:: The task ::
Present each line of the entries below that holds the word "this".

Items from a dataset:
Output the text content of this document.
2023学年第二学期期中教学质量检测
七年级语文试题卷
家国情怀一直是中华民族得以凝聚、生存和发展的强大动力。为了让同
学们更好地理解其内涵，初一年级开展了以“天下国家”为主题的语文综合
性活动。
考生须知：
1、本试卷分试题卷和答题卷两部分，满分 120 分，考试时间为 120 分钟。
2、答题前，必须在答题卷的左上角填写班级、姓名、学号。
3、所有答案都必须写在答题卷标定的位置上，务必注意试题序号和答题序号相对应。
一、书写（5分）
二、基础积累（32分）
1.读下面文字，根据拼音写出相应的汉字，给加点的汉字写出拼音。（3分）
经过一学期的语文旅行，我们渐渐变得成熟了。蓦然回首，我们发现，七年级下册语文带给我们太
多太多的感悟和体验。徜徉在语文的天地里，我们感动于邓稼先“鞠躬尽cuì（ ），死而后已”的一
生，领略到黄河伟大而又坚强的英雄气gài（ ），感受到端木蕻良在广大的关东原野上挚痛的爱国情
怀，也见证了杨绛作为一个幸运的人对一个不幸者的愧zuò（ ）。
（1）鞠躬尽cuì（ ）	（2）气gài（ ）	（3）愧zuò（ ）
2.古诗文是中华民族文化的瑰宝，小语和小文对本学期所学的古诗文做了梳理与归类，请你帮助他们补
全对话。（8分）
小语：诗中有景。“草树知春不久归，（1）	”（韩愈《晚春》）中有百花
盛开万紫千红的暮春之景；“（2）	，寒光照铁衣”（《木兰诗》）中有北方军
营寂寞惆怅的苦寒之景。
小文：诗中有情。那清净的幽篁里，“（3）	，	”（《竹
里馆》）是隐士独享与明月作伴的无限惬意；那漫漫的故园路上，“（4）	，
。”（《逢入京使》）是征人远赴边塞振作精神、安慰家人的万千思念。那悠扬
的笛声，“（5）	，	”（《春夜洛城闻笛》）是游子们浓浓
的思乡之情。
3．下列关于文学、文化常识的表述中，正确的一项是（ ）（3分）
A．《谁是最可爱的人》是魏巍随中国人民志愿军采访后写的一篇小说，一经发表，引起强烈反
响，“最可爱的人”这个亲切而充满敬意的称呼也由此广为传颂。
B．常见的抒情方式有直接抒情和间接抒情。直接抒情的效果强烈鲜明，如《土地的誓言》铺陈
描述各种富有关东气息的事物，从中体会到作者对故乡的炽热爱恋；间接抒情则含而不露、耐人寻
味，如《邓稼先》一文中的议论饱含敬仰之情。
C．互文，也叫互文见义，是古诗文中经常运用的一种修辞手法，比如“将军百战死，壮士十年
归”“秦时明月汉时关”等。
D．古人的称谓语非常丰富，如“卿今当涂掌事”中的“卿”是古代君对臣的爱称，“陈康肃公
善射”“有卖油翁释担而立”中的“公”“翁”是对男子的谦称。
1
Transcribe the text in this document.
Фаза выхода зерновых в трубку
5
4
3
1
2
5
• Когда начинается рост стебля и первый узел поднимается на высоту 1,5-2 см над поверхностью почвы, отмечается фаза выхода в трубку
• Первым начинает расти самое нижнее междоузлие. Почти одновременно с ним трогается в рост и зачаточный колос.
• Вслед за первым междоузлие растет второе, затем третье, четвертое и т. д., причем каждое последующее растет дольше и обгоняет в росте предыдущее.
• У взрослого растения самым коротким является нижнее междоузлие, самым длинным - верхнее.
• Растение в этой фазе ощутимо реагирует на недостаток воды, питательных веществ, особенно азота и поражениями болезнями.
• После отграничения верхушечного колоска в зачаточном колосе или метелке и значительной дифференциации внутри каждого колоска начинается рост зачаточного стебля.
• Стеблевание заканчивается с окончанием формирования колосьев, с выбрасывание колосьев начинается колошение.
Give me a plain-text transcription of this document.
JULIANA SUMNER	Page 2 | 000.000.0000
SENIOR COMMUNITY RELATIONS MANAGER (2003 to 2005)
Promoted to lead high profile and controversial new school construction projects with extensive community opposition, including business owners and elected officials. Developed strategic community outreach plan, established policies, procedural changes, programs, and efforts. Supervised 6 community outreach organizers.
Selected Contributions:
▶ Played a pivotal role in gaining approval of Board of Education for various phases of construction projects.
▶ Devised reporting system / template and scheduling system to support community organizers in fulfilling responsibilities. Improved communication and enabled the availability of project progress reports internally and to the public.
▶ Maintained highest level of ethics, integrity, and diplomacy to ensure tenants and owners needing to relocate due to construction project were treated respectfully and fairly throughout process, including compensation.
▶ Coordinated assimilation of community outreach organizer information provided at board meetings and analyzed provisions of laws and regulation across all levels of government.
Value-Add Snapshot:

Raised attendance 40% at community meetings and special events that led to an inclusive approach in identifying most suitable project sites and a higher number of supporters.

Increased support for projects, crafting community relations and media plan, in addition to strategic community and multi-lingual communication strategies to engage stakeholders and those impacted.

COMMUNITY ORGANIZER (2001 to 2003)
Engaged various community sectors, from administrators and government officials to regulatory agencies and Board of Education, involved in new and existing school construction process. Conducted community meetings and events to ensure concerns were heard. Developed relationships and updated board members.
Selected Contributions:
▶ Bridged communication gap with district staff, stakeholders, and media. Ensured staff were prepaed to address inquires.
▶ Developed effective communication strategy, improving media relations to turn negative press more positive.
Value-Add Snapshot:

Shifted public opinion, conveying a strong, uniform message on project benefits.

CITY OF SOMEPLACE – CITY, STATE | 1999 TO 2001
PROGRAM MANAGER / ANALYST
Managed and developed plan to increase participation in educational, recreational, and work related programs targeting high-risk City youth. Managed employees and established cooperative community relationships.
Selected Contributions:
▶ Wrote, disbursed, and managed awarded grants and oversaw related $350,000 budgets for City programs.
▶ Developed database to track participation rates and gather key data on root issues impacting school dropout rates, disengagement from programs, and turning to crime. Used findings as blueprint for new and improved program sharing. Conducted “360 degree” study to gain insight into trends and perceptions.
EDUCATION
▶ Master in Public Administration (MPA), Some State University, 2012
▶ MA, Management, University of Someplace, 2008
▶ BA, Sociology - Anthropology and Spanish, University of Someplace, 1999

:: Answer ::
Output the text content of this document.
Transcribe the text in this document.
Give me a plain-text transcription of this document.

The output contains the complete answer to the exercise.